Aim of the task> Search the listing for "Land" and copy every line where it appears.

:: Supplied data

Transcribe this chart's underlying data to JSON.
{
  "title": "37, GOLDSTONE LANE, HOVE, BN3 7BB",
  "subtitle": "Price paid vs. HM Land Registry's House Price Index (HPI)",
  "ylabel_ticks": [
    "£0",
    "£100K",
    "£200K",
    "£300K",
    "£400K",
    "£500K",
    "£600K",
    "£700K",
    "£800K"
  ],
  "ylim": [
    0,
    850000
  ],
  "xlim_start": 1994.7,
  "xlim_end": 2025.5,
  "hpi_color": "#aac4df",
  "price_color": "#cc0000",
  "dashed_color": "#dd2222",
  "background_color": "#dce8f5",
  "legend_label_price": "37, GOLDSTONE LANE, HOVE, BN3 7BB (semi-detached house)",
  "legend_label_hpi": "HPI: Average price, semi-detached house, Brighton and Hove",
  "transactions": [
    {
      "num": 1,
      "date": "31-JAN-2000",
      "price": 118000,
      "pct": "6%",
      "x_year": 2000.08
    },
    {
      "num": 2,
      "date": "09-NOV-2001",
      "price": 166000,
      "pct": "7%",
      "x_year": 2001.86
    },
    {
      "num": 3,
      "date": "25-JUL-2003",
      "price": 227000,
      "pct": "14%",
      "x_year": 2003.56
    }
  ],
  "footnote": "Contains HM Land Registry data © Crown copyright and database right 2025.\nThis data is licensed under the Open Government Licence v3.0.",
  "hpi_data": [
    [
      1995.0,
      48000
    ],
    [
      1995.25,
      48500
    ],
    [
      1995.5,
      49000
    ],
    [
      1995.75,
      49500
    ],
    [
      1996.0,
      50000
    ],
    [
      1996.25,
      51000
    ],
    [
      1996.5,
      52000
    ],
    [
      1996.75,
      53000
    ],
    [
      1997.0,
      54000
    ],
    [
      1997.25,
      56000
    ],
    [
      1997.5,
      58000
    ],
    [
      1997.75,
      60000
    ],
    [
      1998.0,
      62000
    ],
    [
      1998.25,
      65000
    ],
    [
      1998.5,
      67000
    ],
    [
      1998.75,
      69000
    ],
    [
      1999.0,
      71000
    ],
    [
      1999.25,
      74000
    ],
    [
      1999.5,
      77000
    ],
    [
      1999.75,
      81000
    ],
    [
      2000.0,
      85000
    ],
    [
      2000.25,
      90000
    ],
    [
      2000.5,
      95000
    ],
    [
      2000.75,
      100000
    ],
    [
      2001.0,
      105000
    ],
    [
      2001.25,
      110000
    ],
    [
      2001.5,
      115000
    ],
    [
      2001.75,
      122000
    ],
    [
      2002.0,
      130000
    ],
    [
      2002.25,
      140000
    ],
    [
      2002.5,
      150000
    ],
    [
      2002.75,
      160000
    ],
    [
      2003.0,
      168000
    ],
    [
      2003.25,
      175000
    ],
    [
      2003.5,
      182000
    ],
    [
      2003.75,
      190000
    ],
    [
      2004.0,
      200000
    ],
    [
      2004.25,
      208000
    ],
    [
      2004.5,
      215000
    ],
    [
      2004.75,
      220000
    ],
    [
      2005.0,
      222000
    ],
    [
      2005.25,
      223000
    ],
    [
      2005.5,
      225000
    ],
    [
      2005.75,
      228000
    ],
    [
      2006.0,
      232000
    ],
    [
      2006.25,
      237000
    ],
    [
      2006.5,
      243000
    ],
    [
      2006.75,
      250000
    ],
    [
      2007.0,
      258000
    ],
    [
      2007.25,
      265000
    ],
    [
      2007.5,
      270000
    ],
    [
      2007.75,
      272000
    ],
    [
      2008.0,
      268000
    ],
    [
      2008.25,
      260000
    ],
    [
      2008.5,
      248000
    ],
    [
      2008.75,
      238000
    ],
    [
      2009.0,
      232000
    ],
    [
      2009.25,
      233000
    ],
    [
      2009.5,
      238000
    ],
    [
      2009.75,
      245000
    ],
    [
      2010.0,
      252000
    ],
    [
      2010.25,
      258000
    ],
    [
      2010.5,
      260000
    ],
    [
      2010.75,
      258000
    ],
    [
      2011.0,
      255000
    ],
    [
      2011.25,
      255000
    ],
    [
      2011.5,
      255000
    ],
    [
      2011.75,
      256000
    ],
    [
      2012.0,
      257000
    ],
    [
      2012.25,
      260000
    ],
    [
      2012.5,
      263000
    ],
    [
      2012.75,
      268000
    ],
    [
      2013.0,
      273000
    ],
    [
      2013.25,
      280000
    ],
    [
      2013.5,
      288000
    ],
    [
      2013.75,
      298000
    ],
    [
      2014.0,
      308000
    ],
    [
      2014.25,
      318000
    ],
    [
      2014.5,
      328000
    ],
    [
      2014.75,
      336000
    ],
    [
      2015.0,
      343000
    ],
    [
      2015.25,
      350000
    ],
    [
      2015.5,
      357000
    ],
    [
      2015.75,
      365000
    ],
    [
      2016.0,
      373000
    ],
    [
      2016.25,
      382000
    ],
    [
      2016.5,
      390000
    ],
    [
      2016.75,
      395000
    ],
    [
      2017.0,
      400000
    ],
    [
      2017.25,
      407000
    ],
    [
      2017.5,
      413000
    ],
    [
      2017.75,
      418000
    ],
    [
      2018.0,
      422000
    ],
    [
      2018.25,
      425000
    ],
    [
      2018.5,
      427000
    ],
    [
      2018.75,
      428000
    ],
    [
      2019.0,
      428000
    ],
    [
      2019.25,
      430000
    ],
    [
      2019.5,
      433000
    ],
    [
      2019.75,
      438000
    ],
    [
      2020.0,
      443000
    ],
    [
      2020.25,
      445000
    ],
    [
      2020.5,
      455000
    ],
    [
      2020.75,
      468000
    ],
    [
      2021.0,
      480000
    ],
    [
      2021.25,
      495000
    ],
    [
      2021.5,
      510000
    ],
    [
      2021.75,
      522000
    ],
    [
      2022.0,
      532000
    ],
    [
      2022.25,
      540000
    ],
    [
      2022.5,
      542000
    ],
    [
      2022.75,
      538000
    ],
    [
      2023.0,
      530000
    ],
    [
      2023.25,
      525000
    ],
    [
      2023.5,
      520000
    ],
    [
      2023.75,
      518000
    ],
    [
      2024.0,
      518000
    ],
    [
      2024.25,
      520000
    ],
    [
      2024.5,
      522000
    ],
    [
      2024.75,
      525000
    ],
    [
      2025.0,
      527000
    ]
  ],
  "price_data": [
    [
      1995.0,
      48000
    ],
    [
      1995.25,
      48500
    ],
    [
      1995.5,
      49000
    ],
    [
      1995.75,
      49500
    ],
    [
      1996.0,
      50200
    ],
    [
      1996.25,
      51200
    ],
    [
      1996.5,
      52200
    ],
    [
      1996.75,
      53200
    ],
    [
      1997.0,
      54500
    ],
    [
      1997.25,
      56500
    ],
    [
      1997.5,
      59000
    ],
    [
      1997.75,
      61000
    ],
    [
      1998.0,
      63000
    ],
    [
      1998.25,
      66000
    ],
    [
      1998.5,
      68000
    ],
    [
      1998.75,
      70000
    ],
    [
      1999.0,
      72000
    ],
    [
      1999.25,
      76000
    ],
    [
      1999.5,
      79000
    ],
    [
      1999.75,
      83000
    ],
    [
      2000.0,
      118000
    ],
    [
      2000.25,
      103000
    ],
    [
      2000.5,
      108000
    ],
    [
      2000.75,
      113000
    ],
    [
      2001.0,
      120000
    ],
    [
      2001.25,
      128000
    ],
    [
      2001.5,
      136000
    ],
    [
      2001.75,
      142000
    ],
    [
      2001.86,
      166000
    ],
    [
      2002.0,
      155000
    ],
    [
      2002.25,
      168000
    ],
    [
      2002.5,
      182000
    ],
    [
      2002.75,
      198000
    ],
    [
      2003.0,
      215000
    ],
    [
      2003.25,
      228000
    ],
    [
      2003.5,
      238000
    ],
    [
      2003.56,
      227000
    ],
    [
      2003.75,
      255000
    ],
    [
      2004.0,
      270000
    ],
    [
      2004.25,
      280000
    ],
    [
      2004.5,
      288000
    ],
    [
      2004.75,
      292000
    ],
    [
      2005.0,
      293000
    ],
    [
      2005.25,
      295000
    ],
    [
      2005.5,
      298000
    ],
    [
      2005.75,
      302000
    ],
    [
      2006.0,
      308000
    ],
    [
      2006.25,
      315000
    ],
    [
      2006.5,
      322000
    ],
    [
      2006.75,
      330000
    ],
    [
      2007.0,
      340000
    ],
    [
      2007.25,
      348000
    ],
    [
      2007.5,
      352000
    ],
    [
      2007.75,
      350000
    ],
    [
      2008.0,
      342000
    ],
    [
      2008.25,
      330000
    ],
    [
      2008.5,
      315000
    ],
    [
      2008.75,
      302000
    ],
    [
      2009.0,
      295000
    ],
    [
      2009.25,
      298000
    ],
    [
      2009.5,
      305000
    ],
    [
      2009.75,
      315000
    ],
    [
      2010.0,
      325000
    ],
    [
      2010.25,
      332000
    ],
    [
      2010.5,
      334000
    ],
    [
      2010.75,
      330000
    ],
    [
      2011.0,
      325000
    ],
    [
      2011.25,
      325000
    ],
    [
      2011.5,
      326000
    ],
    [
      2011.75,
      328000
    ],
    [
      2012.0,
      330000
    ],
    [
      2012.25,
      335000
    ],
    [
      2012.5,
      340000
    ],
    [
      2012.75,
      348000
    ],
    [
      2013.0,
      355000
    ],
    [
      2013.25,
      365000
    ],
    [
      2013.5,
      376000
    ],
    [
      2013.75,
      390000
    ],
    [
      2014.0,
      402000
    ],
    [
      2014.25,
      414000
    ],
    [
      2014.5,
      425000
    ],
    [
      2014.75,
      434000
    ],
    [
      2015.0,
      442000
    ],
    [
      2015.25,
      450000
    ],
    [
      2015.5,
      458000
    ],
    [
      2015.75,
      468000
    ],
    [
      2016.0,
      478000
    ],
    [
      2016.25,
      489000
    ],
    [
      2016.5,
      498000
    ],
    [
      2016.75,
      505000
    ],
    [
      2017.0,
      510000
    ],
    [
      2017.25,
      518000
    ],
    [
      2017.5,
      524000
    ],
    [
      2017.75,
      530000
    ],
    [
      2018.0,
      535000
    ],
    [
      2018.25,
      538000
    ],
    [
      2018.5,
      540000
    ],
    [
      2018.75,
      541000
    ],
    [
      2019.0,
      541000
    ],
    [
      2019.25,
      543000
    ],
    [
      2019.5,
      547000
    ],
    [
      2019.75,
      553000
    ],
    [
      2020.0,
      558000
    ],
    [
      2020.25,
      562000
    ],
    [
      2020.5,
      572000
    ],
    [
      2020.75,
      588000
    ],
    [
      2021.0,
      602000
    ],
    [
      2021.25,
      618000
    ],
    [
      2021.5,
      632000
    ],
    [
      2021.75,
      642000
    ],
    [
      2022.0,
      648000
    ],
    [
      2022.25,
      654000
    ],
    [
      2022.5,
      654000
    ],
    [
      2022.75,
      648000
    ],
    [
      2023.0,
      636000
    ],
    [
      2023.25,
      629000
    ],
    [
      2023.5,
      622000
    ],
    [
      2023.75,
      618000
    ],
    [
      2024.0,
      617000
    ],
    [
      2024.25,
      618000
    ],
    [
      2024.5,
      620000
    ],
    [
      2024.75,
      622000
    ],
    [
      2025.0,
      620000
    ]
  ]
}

::::

Output for this task>
  "subtitle": "Price paid vs. HM Land Registry's House Price Index (HPI)",
  "footnote": "Contains HM Land Registry data © Crown copyright and database right 2025.\nThis data is licensed under the Open Government Licence v3.0.",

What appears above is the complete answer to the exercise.